**Textauszug**.
Die Lust an der Angst

„Nosferatu“ von Robert Eggers

von Renate Wagner

Nosferatu – Der Untote
(Nosferatu) USA 2024

Drehbuch und Regie: Robert Eggers
Mit: Bill Skarsgård, Lily-Rose Depp, Nicholas Hoult, Willem Dafoe  u.a.
 
Zu Beginn ist da ein junges Ehe- und Liebespaar, das so leidenschaftlich an einander hängt, daß man weiß – es wird nicht dauern. Tatsächlich wird der brave Angestellte Thomas Hutter von seiner Makler-Firma nach Transsylvanien geschickt, um einem sagenhaft reichen Grafen Orlok, der sich in Deutschland ansiedeln will, ein Objekt zu verkaufen. Man schreibt das Jahr  1838, und man befindet sich in der Hansestadt Wisborg – und optisch in einem schönen, geradezu klassischen Historienfilm. Der ganz schnell, sobald der junge Mann im tiefen Osten in den Karpaten eintrifft, extrem unschön wird.
Denn der amerikanische Regisseur Robert Eggers hat etwas Mutiges unternommen. Er wollte explizit eine Neuverfilmung eines der größten Horror-Klassikers der Stummfilmzeit wagen, von „Nosferatu – Eine Symphonie des Grauens“ von Friedrich Wilhelm Murnau aus dem Jahre 1922. Es ist das immer wieder verfilmte, gedrehte und gewendete „Dracula“-Thema nach dem Roman von Bram Stoker, aber die Neuverfilmungen bewegten sich oft auf der Trash-Ebene. Nicht 1979, als Werner Herzog (mit Klaus Kinski) dezidiert Murnau neu verfilmen wollte, nicht, als Francis Ford Coppola 1992 mit Starbesetzung nach Transsylvanien reiste – und auch jetzt nicht. Eggers hat schon einige „seltsame“ historische Filme gedreht – „The Witch“ in der Welt der amerikanischen Pioniere, „Der Leuchtturm“ mit zwei einsamen, langsam wahnsinnig werdenden alten Seeleuten, „The Northman“, eine verstörende Geschichte aus der Welt der Wikinger – und ist auch hier wieder souverän in der Schilderung extremer Gefühle.

**Vorgegebene Anweisung**. Schreibe aus der Filmkritik zu „Nosferatu“ den Abschnitt zwischen „von Renate Wagner“ und „extrem unschön wird.“, beide eingeschlossen, wortgetreu ab.

**Aufgeführte Einträge**.
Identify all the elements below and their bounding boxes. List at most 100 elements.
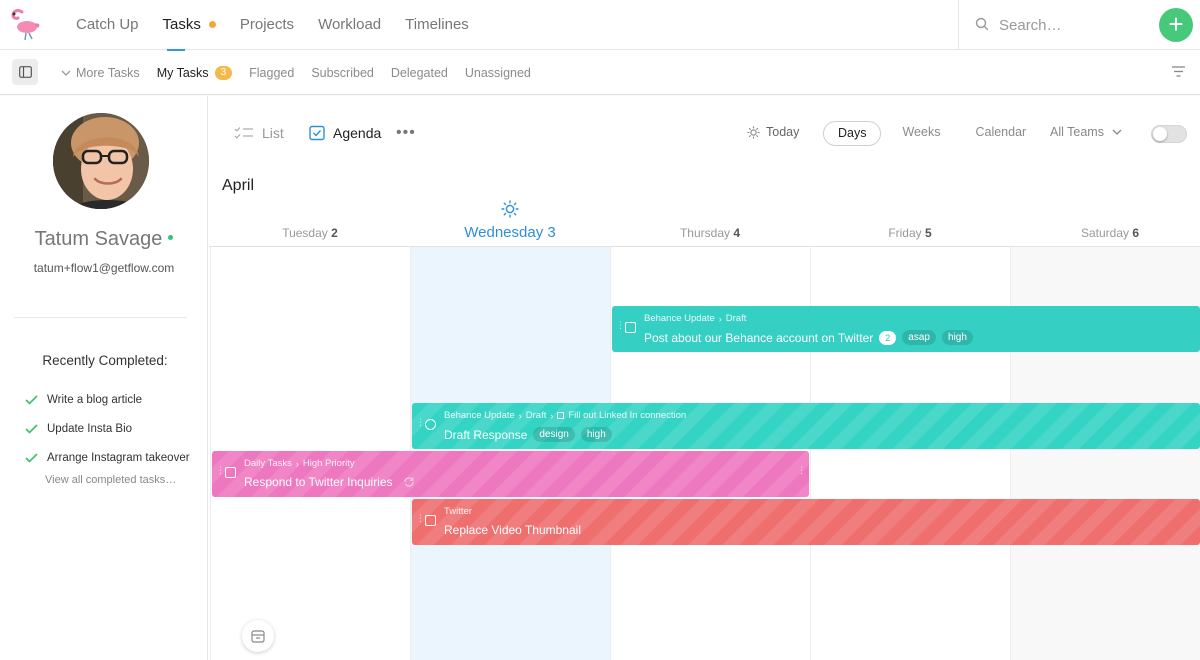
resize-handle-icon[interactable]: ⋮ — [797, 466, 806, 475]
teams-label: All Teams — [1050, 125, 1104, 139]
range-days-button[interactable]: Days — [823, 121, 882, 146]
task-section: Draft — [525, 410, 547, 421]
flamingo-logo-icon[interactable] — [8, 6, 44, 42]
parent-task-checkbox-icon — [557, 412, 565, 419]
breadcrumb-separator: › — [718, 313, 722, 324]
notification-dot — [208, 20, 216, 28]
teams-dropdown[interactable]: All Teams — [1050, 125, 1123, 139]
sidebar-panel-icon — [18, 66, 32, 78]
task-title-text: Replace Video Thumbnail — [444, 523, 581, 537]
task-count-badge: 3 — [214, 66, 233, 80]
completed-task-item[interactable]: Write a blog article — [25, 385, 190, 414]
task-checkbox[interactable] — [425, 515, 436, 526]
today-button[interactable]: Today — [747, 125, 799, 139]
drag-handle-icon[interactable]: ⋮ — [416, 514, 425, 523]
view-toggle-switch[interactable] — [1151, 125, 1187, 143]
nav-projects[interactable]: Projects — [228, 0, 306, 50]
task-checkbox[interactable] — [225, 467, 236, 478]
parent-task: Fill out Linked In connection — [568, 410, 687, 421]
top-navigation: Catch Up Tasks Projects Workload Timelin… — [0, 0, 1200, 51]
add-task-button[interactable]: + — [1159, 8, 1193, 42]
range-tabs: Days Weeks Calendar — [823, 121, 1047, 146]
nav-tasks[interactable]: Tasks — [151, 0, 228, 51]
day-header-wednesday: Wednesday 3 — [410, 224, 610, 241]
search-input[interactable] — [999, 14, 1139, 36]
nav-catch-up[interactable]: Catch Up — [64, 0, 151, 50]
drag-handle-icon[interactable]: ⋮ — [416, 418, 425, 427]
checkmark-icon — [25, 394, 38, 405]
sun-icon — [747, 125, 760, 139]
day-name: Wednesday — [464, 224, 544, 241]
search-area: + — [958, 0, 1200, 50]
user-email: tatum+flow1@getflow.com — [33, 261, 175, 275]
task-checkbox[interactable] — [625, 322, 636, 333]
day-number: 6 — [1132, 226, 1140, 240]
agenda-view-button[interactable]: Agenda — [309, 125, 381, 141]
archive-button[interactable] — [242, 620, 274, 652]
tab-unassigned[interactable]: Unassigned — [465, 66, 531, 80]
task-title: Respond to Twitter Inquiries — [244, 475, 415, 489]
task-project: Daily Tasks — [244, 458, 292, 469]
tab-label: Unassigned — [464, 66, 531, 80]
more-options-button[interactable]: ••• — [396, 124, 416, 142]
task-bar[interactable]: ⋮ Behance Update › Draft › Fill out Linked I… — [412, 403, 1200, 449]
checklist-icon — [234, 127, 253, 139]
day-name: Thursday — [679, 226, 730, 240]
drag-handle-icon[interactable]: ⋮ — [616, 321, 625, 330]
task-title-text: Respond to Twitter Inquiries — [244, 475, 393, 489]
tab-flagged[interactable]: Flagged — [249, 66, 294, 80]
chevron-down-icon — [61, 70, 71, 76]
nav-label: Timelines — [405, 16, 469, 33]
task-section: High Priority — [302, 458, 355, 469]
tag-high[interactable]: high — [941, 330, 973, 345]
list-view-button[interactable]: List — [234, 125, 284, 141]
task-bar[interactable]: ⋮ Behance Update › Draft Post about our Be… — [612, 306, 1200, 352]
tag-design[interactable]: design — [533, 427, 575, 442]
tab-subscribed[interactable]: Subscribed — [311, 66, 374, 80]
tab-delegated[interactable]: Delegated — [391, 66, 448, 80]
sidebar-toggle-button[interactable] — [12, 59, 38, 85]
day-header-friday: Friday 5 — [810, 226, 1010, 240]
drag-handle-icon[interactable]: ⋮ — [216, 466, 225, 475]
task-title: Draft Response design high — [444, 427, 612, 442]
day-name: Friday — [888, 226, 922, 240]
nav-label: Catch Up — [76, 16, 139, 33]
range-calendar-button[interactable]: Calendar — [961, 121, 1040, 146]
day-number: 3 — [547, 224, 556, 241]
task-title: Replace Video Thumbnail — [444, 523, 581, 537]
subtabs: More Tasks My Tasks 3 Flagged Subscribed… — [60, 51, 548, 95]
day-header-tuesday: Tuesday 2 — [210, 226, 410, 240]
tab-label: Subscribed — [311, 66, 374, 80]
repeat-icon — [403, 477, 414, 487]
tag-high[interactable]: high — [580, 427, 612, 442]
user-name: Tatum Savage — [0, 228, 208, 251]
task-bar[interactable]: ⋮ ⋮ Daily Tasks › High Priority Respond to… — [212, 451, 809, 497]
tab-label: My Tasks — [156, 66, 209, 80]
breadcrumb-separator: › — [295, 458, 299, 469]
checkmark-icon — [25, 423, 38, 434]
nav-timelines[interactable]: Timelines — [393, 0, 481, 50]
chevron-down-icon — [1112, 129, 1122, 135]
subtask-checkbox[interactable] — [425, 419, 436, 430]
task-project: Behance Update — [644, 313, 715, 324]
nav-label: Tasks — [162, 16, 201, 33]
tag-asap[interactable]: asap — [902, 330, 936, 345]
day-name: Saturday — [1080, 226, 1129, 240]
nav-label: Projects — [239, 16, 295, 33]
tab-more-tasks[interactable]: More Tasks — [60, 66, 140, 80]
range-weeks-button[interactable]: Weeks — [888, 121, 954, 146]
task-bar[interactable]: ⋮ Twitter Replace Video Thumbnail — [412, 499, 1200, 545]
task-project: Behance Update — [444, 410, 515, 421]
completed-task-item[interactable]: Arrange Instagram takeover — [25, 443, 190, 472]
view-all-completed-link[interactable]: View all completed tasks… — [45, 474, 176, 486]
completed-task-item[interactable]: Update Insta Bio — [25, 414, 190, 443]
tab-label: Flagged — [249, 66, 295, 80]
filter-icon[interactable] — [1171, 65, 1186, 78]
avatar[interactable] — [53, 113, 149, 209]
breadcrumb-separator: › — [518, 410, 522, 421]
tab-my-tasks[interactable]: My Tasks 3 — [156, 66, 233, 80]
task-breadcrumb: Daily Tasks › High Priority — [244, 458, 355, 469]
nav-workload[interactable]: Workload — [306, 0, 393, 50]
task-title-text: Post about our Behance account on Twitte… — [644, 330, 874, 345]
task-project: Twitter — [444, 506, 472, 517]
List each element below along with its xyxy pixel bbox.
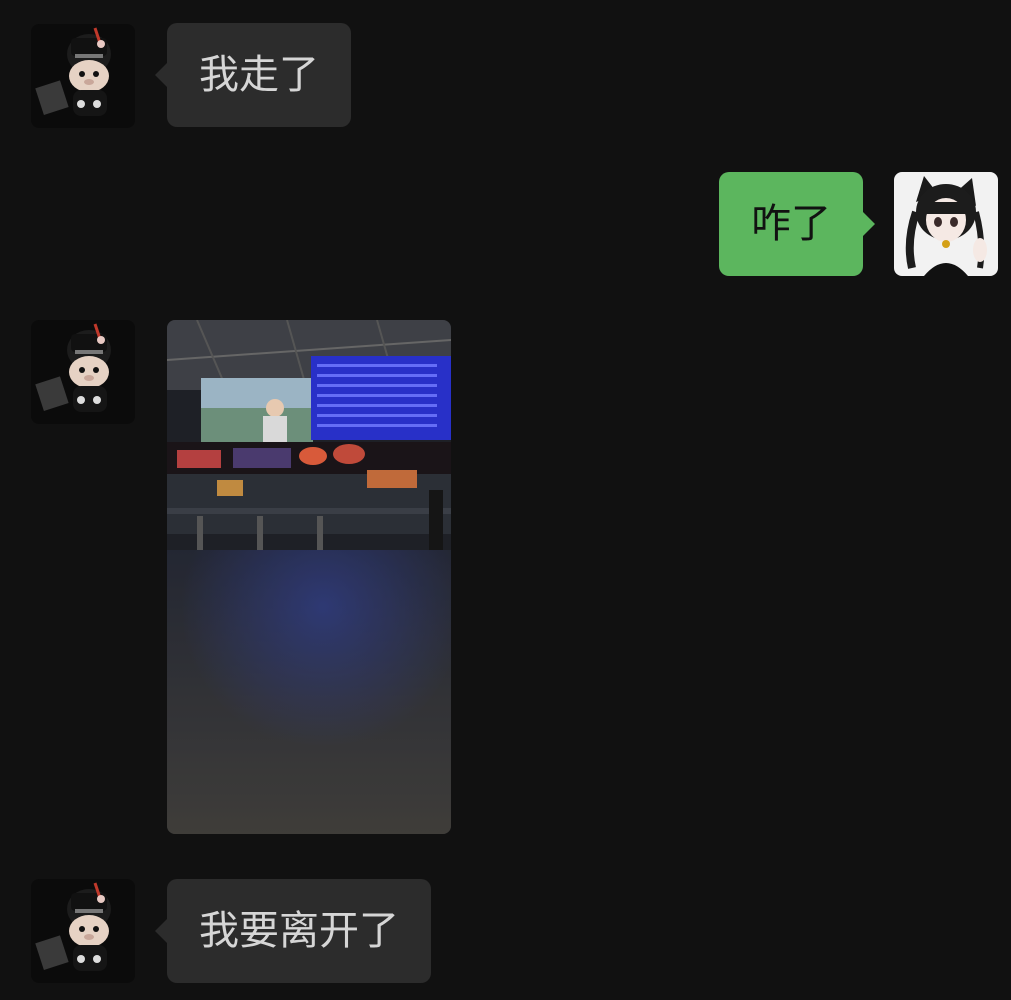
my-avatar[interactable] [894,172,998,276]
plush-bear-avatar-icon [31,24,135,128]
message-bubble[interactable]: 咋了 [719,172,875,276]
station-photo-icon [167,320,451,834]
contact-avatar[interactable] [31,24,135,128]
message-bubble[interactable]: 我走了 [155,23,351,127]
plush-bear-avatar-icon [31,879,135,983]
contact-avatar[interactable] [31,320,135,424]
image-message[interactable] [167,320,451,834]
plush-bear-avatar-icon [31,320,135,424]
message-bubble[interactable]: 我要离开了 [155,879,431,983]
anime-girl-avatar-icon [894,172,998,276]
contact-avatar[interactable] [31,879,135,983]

**Vollständige Antwort**.
von Renate Wagner

Nosferatu – Der Untote
(Nosferatu) USA 2024

Drehbuch und Regie: Robert Eggers
Mit: Bill Skarsgård, Lily-Rose Depp, Nicholas Hoult, Willem Dafoe  u.a.
 
Zu Beginn ist da ein junges Ehe- und Liebespaar, das so leidenschaftlich an einander hängt, daß man weiß – es wird nicht dauern. Tatsächlich wird der brave Angestellte Thomas Hutter von seiner Makler-Firma nach Transsylvanien geschickt, um einem sagenhaft reichen Grafen Orlok, der sich in Deutschland ansiedeln will, ein Objekt zu verkaufen. Man schreibt das Jahr  1838, und man befindet sich in der Hansestadt Wisborg – und optisch in einem schönen, geradezu klassischen Historienfilm. Der ganz schnell, sobald der junge Mann im tiefen Osten in den Karpaten eintrifft, extrem unschön wird.